The exercise
Copy out the material below in full, but not its images.

Provided data
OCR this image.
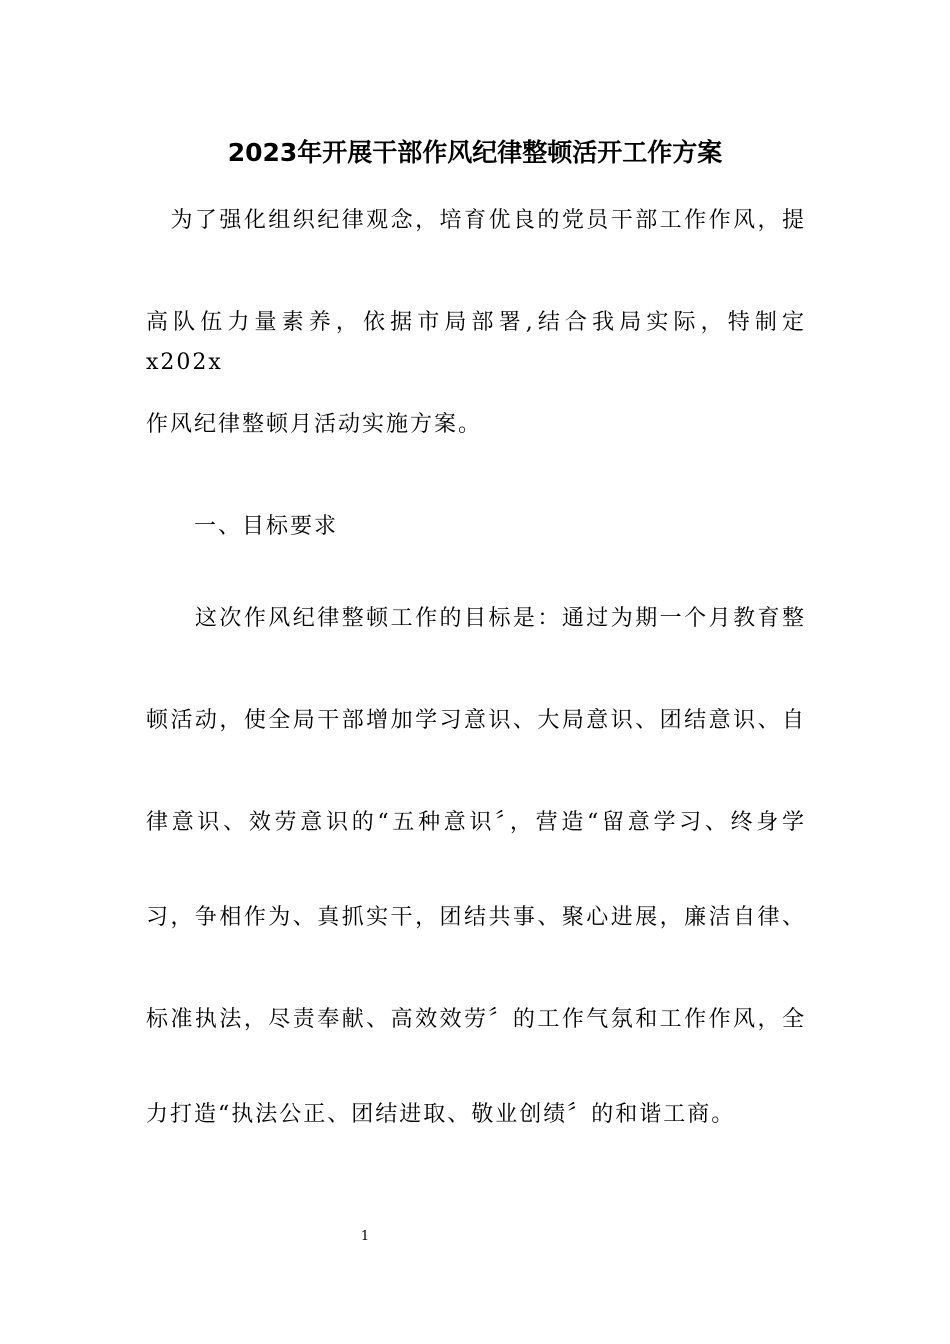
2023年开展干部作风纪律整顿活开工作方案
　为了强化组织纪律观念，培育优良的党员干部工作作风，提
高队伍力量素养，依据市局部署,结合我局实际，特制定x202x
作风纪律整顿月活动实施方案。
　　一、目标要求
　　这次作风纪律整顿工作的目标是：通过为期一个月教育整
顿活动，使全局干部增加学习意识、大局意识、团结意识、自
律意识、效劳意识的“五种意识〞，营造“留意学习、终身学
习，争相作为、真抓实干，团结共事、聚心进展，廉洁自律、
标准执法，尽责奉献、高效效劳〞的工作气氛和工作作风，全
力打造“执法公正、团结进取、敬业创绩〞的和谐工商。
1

Response
OCR this image.
2023年开展干部作风纪律整顿活开工作方案
　为了强化组织纪律观念，培育优良的党员干部工作作风，提
高队伍力量素养，依据市局部署,结合我局实际，特制定x202x
作风纪律整顿月活动实施方案。
　　一、目标要求
　　这次作风纪律整顿工作的目标是：通过为期一个月教育整
顿活动，使全局干部增加学习意识、大局意识、团结意识、自
律意识、效劳意识的“五种意识〞，营造“留意学习、终身学
习，争相作为、真抓实干，团结共事、聚心进展，廉洁自律、
标准执法，尽责奉献、高效效劳〞的工作气氛和工作作风，全
力打造“执法公正、团结进取、敬业创绩〞的和谐工商。
1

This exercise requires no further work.